= TASK DETAILS =
Retype every entry exactly, character for character.

= DATA ENTRIES =
++++++

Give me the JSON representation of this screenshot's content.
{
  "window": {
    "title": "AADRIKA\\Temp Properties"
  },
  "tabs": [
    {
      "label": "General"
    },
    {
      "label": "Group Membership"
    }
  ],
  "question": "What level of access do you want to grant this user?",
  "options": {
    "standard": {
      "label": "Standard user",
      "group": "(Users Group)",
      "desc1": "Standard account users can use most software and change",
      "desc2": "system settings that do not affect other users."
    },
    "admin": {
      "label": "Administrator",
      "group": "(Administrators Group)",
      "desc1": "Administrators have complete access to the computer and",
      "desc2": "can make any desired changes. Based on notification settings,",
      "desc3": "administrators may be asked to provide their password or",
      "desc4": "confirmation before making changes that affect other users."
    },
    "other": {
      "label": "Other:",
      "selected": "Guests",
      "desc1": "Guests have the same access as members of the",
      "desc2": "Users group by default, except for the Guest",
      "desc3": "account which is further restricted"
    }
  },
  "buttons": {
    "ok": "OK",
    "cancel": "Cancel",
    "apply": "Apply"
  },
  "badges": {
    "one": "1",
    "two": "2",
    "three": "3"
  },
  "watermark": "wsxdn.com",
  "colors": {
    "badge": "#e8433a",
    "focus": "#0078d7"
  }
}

++++++

= RESPONSE FOR THIS EXERCISE =
Give me the JSON representation of this screenshot's content.
{
  "window": {
    "title": "AADRIKA\\Temp Properties"
  },
  "tabs": [
    {
      "label": "General"
    },
    {
      "label": "Group Membership"
    }
  ],
  "question": "What level of access do you want to grant this user?",
  "options": {
    "standard": {
      "label": "Standard user",
      "group": "(Users Group)",
      "desc1": "Standard account users can use most software and change",
      "desc2": "system settings that do not affect other users."
    },
    "admin": {
      "label": "Administrator",
      "group": "(Administrators Group)",
      "desc1": "Administrators have complete access to the computer and",
      "desc2": "can make any desired changes. Based on notification settings,",
      "desc3": "administrators may be asked to provide their password or",
      "desc4": "confirmation before making changes that affect other users."
    },
    "other": {
      "label": "Other:",
      "selected": "Guests",
      "desc1": "Guests have the same access as members of the",
      "desc2": "Users group by default, except for the Guest",
      "desc3": "account which is further restricted"
    }
  },
  "buttons": {
    "ok": "OK",
    "cancel": "Cancel",
    "apply": "Apply"
  },
  "badges": {
    "one": "1",
    "two": "2",
    "three": "3"
  },
  "watermark": "wsxdn.com",
  "colors": {
    "badge": "#e8433a",
    "focus": "#0078d7"
  }
}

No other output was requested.